- _SET TASK_:
Reproduce the following entries verbatim, line for line.

- _DATA LISTING_:
⟨

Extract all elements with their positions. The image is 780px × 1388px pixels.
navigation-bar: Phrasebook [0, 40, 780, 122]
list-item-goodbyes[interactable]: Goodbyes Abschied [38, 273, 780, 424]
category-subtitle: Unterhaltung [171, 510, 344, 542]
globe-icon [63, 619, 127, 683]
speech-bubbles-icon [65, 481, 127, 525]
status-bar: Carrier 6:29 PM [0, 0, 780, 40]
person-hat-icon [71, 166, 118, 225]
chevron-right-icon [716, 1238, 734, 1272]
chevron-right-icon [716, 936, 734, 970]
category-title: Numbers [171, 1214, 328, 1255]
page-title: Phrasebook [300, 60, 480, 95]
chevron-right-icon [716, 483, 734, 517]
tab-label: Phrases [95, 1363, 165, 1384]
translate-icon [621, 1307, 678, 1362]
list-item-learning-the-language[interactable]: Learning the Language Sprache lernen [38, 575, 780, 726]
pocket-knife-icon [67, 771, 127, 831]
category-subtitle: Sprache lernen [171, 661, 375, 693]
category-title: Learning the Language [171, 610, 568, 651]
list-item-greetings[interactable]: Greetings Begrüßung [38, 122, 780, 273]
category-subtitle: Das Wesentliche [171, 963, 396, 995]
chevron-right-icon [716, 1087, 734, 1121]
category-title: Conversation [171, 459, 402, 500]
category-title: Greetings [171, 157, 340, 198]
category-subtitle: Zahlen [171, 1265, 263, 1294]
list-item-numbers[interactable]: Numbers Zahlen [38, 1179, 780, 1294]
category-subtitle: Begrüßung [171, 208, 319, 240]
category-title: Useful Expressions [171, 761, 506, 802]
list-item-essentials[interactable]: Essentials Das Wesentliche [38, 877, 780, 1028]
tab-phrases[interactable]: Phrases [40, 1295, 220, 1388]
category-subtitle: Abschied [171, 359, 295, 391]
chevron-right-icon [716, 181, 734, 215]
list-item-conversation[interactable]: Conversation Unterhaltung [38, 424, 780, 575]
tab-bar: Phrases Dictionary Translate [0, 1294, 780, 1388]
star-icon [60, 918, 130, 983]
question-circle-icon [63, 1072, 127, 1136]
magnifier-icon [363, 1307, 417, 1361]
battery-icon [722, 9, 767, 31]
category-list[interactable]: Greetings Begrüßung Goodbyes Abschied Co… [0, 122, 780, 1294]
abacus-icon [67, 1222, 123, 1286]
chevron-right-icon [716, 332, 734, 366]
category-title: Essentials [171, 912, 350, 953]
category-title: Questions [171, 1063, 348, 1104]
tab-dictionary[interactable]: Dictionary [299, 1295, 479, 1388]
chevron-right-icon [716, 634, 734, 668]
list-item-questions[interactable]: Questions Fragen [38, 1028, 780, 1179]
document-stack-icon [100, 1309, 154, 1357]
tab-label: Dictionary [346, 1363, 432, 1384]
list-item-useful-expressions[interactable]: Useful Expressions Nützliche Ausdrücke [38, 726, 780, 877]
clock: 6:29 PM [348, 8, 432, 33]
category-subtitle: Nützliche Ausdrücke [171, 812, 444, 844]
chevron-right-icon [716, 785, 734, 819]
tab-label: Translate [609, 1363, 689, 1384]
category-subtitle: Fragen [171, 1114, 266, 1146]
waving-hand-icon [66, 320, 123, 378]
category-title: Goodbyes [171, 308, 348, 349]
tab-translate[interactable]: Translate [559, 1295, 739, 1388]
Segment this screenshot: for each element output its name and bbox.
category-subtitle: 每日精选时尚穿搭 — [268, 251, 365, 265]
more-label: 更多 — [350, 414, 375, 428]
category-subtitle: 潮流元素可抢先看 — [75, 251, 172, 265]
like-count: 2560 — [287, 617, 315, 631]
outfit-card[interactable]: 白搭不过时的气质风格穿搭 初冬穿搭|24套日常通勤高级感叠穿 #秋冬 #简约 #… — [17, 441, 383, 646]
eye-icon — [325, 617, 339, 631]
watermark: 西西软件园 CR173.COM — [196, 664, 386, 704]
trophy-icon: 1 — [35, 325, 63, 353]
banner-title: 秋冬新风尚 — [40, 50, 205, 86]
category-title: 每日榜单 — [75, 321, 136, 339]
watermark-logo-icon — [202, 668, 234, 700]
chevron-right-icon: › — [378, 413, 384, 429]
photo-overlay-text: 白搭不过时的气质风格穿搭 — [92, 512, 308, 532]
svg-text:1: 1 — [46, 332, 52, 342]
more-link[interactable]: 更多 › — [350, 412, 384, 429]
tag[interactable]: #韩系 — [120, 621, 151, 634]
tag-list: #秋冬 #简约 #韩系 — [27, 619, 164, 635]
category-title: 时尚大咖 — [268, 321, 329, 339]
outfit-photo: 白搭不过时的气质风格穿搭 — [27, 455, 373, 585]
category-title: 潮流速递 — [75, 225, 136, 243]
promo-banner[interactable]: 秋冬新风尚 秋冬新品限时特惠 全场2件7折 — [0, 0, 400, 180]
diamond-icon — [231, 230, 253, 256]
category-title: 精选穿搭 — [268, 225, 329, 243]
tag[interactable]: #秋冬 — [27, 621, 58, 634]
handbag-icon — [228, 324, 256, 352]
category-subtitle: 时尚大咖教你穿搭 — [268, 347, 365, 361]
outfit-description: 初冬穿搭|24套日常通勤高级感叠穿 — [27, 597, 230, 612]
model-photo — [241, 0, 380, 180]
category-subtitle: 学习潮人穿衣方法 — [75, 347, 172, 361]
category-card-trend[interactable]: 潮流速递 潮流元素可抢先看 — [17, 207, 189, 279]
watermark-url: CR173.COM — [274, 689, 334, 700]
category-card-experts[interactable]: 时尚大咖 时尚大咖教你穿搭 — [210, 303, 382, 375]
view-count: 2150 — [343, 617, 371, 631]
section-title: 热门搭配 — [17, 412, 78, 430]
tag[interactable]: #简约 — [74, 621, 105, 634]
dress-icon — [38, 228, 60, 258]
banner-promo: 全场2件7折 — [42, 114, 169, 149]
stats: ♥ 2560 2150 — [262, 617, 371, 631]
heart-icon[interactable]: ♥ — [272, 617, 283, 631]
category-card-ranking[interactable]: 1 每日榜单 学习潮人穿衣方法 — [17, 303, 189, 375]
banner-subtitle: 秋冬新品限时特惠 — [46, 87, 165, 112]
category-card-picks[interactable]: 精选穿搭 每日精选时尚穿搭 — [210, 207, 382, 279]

⟩

- _THE ANSWER_:
Extract all elements with their positions. The image is 780px × 1388px pixels.
navigation-bar: Phrasebook [0, 40, 780, 122]
list-item-goodbyes[interactable]: Goodbyes Abschied [38, 273, 780, 424]
category-subtitle: Unterhaltung [171, 510, 344, 542]
globe-icon [63, 619, 127, 683]
speech-bubbles-icon [65, 481, 127, 525]
status-bar: Carrier 6:29 PM [0, 0, 780, 40]
person-hat-icon [71, 166, 118, 225]
chevron-right-icon [716, 1238, 734, 1272]
chevron-right-icon [716, 936, 734, 970]
category-title: Numbers [171, 1214, 328, 1255]
page-title: Phrasebook [300, 60, 480, 95]
chevron-right-icon [716, 483, 734, 517]
tab-label: Phrases [95, 1363, 165, 1384]
translate-icon [621, 1307, 678, 1362]
list-item-learning-the-language[interactable]: Learning the Language Sprache lernen [38, 575, 780, 726]
pocket-knife-icon [67, 771, 127, 831]
category-subtitle: Sprache lernen [171, 661, 375, 693]
category-title: Learning the Language [171, 610, 568, 651]
list-item-greetings[interactable]: Greetings Begrüßung [38, 122, 780, 273]
category-subtitle: Das Wesentliche [171, 963, 396, 995]
chevron-right-icon [716, 1087, 734, 1121]
category-title: Conversation [171, 459, 402, 500]
category-title: Greetings [171, 157, 340, 198]
category-subtitle: Zahlen [171, 1265, 263, 1294]
list-item-numbers[interactable]: Numbers Zahlen [38, 1179, 780, 1294]
category-subtitle: Begrüßung [171, 208, 319, 240]
category-title: Useful Expressions [171, 761, 506, 802]
list-item-essentials[interactable]: Essentials Das Wesentliche [38, 877, 780, 1028]
tab-phrases[interactable]: Phrases [40, 1295, 220, 1388]
category-subtitle: Abschied [171, 359, 295, 391]
chevron-right-icon [716, 181, 734, 215]
list-item-conversation[interactable]: Conversation Unterhaltung [38, 424, 780, 575]
tab-bar: Phrases Dictionary Translate [0, 1294, 780, 1388]
star-icon [60, 918, 130, 983]
question-circle-icon [63, 1072, 127, 1136]
magnifier-icon [363, 1307, 417, 1361]
battery-icon [722, 9, 767, 31]
category-list[interactable]: Greetings Begrüßung Goodbyes Abschied Co… [0, 122, 780, 1294]
abacus-icon [67, 1222, 123, 1286]
chevron-right-icon [716, 332, 734, 366]
category-title: Essentials [171, 912, 350, 953]
category-title: Questions [171, 1063, 348, 1104]
tab-dictionary[interactable]: Dictionary [299, 1295, 479, 1388]
chevron-right-icon [716, 634, 734, 668]
list-item-questions[interactable]: Questions Fragen [38, 1028, 780, 1179]
document-stack-icon [100, 1309, 154, 1357]
tab-label: Dictionary [346, 1363, 432, 1384]
list-item-useful-expressions[interactable]: Useful Expressions Nützliche Ausdrücke [38, 726, 780, 877]
clock: 6:29 PM [348, 8, 432, 33]
category-subtitle: Nützliche Ausdrücke [171, 812, 444, 844]
chevron-right-icon [716, 785, 734, 819]
tab-label: Translate [609, 1363, 689, 1384]
category-subtitle: Fragen [171, 1114, 266, 1146]
waving-hand-icon [66, 320, 123, 378]
category-title: Goodbyes [171, 308, 348, 349]
tab-translate[interactable]: Translate [559, 1295, 739, 1388]
Segment this screenshot: for each element output its name and bbox.
category-subtitle: 每日精选时尚穿搭 — [268, 251, 365, 265]
more-label: 更多 — [350, 414, 375, 428]
category-subtitle: 潮流元素可抢先看 — [75, 251, 172, 265]
like-count: 2560 — [287, 617, 315, 631]
outfit-card[interactable]: 白搭不过时的气质风格穿搭 初冬穿搭|24套日常通勤高级感叠穿 #秋冬 #简约 #… — [17, 441, 383, 646]
eye-icon — [325, 617, 339, 631]
watermark: 西西软件园 CR173.COM — [196, 664, 386, 704]
trophy-icon: 1 — [35, 325, 63, 353]
banner-title: 秋冬新风尚 — [40, 50, 205, 86]
category-title: 每日榜单 — [75, 321, 136, 339]
watermark-logo-icon — [202, 668, 234, 700]
chevron-right-icon: › — [378, 413, 384, 429]
photo-overlay-text: 白搭不过时的气质风格穿搭 — [92, 512, 308, 532]
svg-text:1: 1 — [46, 332, 52, 342]
more-link[interactable]: 更多 › — [350, 412, 384, 429]
tag[interactable]: #韩系 — [120, 621, 151, 634]
tag-list: #秋冬 #简约 #韩系 — [27, 619, 164, 635]
category-title: 时尚大咖 — [268, 321, 329, 339]
outfit-photo: 白搭不过时的气质风格穿搭 — [27, 455, 373, 585]
category-title: 潮流速递 — [75, 225, 136, 243]
promo-banner[interactable]: 秋冬新风尚 秋冬新品限时特惠 全场2件7折 — [0, 0, 400, 180]
diamond-icon — [231, 230, 253, 256]
category-title: 精选穿搭 — [268, 225, 329, 243]
tag[interactable]: #秋冬 — [27, 621, 58, 634]
handbag-icon — [228, 324, 256, 352]
category-subtitle: 时尚大咖教你穿搭 — [268, 347, 365, 361]
outfit-description: 初冬穿搭|24套日常通勤高级感叠穿 — [27, 597, 230, 612]
model-photo — [241, 0, 380, 180]
category-subtitle: 学习潮人穿衣方法 — [75, 347, 172, 361]
category-card-trend[interactable]: 潮流速递 潮流元素可抢先看 — [17, 207, 189, 279]
watermark-url: CR173.COM — [274, 689, 334, 700]
category-card-experts[interactable]: 时尚大咖 时尚大咖教你穿搭 — [210, 303, 382, 375]
view-count: 2150 — [343, 617, 371, 631]
section-title: 热门搭配 — [17, 412, 78, 430]
tag[interactable]: #简约 — [74, 621, 105, 634]
dress-icon — [38, 228, 60, 258]
banner-promo: 全场2件7折 — [42, 114, 169, 149]
stats: ♥ 2560 2150 — [262, 617, 371, 631]
heart-icon[interactable]: ♥ — [272, 617, 283, 631]
category-card-ranking[interactable]: 1 每日榜单 学习潮人穿衣方法 — [17, 303, 189, 375]
banner-subtitle: 秋冬新品限时特惠 — [46, 87, 165, 112]
category-card-picks[interactable]: 精选穿搭 每日精选时尚穿搭 — [210, 207, 382, 279]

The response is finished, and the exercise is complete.